### [Set problem]
Copy each line of the listing below exactly.

### [Data excerpts]
#####

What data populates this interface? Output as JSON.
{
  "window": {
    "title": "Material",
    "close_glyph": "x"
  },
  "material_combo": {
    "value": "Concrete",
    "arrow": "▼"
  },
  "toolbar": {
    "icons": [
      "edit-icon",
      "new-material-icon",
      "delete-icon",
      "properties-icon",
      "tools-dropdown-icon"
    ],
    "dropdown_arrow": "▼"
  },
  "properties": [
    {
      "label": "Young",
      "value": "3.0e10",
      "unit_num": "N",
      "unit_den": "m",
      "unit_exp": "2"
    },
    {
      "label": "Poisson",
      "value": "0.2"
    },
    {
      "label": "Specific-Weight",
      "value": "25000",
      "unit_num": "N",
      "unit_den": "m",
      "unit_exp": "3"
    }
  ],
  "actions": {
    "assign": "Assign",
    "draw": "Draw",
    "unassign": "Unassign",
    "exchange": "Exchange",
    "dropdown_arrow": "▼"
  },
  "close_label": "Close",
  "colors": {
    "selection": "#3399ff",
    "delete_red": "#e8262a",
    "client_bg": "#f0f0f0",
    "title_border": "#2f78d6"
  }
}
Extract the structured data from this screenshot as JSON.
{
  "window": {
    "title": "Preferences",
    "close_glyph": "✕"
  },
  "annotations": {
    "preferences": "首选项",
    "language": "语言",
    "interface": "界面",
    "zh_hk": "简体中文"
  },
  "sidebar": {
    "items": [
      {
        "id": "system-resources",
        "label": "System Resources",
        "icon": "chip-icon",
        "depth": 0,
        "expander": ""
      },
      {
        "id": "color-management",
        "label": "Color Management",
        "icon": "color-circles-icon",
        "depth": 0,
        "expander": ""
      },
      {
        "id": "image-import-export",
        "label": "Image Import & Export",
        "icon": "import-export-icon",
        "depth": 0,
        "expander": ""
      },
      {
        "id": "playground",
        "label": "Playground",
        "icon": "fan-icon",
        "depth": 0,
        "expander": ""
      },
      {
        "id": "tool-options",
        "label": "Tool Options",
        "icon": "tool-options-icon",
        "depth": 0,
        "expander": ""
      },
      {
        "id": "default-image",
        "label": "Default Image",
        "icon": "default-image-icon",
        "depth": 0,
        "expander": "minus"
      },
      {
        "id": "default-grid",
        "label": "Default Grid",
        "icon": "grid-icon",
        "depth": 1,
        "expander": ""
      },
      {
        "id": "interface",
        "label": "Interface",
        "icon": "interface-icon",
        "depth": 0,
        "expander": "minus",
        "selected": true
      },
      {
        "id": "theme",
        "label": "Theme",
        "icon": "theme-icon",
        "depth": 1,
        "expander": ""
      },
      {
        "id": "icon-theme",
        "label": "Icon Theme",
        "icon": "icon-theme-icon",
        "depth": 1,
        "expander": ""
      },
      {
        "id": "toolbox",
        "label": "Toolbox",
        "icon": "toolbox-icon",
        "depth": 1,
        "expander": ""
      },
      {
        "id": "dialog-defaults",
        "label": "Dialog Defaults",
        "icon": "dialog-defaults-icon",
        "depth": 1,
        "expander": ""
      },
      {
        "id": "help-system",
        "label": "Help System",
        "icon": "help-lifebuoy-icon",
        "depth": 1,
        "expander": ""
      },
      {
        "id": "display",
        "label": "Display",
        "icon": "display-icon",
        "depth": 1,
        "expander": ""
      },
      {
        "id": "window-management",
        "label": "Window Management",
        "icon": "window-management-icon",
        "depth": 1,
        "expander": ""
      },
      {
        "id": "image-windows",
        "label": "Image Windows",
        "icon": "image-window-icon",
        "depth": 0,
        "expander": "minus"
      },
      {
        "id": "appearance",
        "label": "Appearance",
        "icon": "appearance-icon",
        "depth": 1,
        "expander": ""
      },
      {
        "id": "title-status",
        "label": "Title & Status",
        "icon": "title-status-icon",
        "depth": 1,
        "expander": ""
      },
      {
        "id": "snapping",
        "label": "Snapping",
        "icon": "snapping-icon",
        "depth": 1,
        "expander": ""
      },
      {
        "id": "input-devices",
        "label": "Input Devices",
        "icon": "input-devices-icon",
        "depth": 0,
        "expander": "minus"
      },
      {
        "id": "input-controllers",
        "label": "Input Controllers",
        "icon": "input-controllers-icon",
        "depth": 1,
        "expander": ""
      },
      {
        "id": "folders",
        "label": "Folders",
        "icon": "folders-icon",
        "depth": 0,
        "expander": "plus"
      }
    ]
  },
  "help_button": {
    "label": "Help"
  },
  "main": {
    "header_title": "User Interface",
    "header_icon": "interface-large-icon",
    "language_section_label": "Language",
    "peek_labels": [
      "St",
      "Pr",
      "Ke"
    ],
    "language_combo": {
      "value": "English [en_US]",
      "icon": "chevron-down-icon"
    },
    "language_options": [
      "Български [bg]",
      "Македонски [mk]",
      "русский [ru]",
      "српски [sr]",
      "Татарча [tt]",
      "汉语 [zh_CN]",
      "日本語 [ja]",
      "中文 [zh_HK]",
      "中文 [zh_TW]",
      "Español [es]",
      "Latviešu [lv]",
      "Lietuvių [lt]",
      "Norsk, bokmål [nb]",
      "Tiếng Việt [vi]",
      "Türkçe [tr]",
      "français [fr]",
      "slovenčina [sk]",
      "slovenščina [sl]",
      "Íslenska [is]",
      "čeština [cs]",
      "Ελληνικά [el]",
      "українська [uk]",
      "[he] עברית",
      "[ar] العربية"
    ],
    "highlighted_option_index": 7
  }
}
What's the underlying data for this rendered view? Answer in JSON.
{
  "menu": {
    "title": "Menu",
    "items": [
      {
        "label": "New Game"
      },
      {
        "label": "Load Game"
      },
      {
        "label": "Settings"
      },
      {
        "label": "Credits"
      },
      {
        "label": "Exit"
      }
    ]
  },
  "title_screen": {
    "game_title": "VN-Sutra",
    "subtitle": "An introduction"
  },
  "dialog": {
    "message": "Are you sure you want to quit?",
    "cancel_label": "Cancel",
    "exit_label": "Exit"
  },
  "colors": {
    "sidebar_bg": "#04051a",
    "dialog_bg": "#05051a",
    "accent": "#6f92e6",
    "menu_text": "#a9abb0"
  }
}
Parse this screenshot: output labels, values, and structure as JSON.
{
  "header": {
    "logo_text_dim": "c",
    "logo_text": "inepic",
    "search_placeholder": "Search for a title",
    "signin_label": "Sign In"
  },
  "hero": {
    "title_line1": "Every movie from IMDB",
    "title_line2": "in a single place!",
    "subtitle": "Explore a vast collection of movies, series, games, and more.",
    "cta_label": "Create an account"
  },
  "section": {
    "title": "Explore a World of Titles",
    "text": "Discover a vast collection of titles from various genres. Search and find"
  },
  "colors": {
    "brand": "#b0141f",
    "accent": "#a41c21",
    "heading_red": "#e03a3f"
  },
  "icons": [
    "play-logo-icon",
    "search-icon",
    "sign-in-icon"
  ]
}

#####

### [Response for this exercise]
What data populates this interface? Output as JSON.
{
  "window": {
    "title": "Material",
    "close_glyph": "x"
  },
  "material_combo": {
    "value": "Concrete",
    "arrow": "▼"
  },
  "toolbar": {
    "icons": [
      "edit-icon",
      "new-material-icon",
      "delete-icon",
      "properties-icon",
      "tools-dropdown-icon"
    ],
    "dropdown_arrow": "▼"
  },
  "properties": [
    {
      "label": "Young",
      "value": "3.0e10",
      "unit_num": "N",
      "unit_den": "m",
      "unit_exp": "2"
    },
    {
      "label": "Poisson",
      "value": "0.2"
    },
    {
      "label": "Specific-Weight",
      "value": "25000",
      "unit_num": "N",
      "unit_den": "m",
      "unit_exp": "3"
    }
  ],
  "actions": {
    "assign": "Assign",
    "draw": "Draw",
    "unassign": "Unassign",
    "exchange": "Exchange",
    "dropdown_arrow": "▼"
  },
  "close_label": "Close",
  "colors": {
    "selection": "#3399ff",
    "delete_red": "#e8262a",
    "client_bg": "#f0f0f0",
    "title_border": "#2f78d6"
  }
}
Extract the structured data from this screenshot as JSON.
{
  "window": {
    "title": "Preferences",
    "close_glyph": "✕"
  },
  "annotations": {
    "preferences": "首选项",
    "language": "语言",
    "interface": "界面",
    "zh_hk": "简体中文"
  },
  "sidebar": {
    "items": [
      {
        "id": "system-resources",
        "label": "System Resources",
        "icon": "chip-icon",
        "depth": 0,
        "expander": ""
      },
      {
        "id": "color-management",
        "label": "Color Management",
        "icon": "color-circles-icon",
        "depth": 0,
        "expander": ""
      },
      {
        "id": "image-import-export",
        "label": "Image Import & Export",
        "icon": "import-export-icon",
        "depth": 0,
        "expander": ""
      },
      {
        "id": "playground",
        "label": "Playground",
        "icon": "fan-icon",
        "depth": 0,
        "expander": ""
      },
      {
        "id": "tool-options",
        "label": "Tool Options",
        "icon": "tool-options-icon",
        "depth": 0,
        "expander": ""
      },
      {
        "id": "default-image",
        "label": "Default Image",
        "icon": "default-image-icon",
        "depth": 0,
        "expander": "minus"
      },
      {
        "id": "default-grid",
        "label": "Default Grid",
        "icon": "grid-icon",
        "depth": 1,
        "expander": ""
      },
      {
        "id": "interface",
        "label": "Interface",
        "icon": "interface-icon",
        "depth": 0,
        "expander": "minus",
        "selected": true
      },
      {
        "id": "theme",
        "label": "Theme",
        "icon": "theme-icon",
        "depth": 1,
        "expander": ""
      },
      {
        "id": "icon-theme",
        "label": "Icon Theme",
        "icon": "icon-theme-icon",
        "depth": 1,
        "expander": ""
      },
      {
        "id": "toolbox",
        "label": "Toolbox",
        "icon": "toolbox-icon",
        "depth": 1,
        "expander": ""
      },
      {
        "id": "dialog-defaults",
        "label": "Dialog Defaults",
        "icon": "dialog-defaults-icon",
        "depth": 1,
        "expander": ""
      },
      {
        "id": "help-system",
        "label": "Help System",
        "icon": "help-lifebuoy-icon",
        "depth": 1,
        "expander": ""
      },
      {
        "id": "display",
        "label": "Display",
        "icon": "display-icon",
        "depth": 1,
        "expander": ""
      },
      {
        "id": "window-management",
        "label": "Window Management",
        "icon": "window-management-icon",
        "depth": 1,
        "expander": ""
      },
      {
        "id": "image-windows",
        "label": "Image Windows",
        "icon": "image-window-icon",
        "depth": 0,
        "expander": "minus"
      },
      {
        "id": "appearance",
        "label": "Appearance",
        "icon": "appearance-icon",
        "depth": 1,
        "expander": ""
      },
      {
        "id": "title-status",
        "label": "Title & Status",
        "icon": "title-status-icon",
        "depth": 1,
        "expander": ""
      },
      {
        "id": "snapping",
        "label": "Snapping",
        "icon": "snapping-icon",
        "depth": 1,
        "expander": ""
      },
      {
        "id": "input-devices",
        "label": "Input Devices",
        "icon": "input-devices-icon",
        "depth": 0,
        "expander": "minus"
      },
      {
        "id": "input-controllers",
        "label": "Input Controllers",
        "icon": "input-controllers-icon",
        "depth": 1,
        "expander": ""
      },
      {
        "id": "folders",
        "label": "Folders",
        "icon": "folders-icon",
        "depth": 0,
        "expander": "plus"
      }
    ]
  },
  "help_button": {
    "label": "Help"
  },
  "main": {
    "header_title": "User Interface",
    "header_icon": "interface-large-icon",
    "language_section_label": "Language",
    "peek_labels": [
      "St",
      "Pr",
      "Ke"
    ],
    "language_combo": {
      "value": "English [en_US]",
      "icon": "chevron-down-icon"
    },
    "language_options": [
      "Български [bg]",
      "Македонски [mk]",
      "русский [ru]",
      "српски [sr]",
      "Татарча [tt]",
      "汉语 [zh_CN]",
      "日本語 [ja]",
      "中文 [zh_HK]",
      "中文 [zh_TW]",
      "Español [es]",
      "Latviešu [lv]",
      "Lietuvių [lt]",
      "Norsk, bokmål [nb]",
      "Tiếng Việt [vi]",
      "Türkçe [tr]",
      "français [fr]",
      "slovenčina [sk]",
      "slovenščina [sl]",
      "Íslenska [is]",
      "čeština [cs]",
      "Ελληνικά [el]",
      "українська [uk]",
      "[he] עברית",
      "[ar] العربية"
    ],
    "highlighted_option_index": 7
  }
}
What's the underlying data for this rendered view? Answer in JSON.
{
  "menu": {
    "title": "Menu",
    "items": [
      {
        "label": "New Game"
      },
      {
        "label": "Load Game"
      },
      {
        "label": "Settings"
      },
      {
        "label": "Credits"
      },
      {
        "label": "Exit"
      }
    ]
  },
  "title_screen": {
    "game_title": "VN-Sutra",
    "subtitle": "An introduction"
  },
  "dialog": {
    "message": "Are you sure you want to quit?",
    "cancel_label": "Cancel",
    "exit_label": "Exit"
  },
  "colors": {
    "sidebar_bg": "#04051a",
    "dialog_bg": "#05051a",
    "accent": "#6f92e6",
    "menu_text": "#a9abb0"
  }
}
Parse this screenshot: output labels, values, and structure as JSON.
{
  "header": {
    "logo_text_dim": "c",
    "logo_text": "inepic",
    "search_placeholder": "Search for a title",
    "signin_label": "Sign In"
  },
  "hero": {
    "title_line1": "Every movie from IMDB",
    "title_line2": "in a single place!",
    "subtitle": "Explore a vast collection of movies, series, games, and more.",
    "cta_label": "Create an account"
  },
  "section": {
    "title": "Explore a World of Titles",
    "text": "Discover a vast collection of titles from various genres. Search and find"
  },
  "colors": {
    "brand": "#b0141f",
    "accent": "#a41c21",
    "heading_red": "#e03a3f"
  },
  "icons": [
    "play-logo-icon",
    "search-icon",
    "sign-in-icon"
  ]
}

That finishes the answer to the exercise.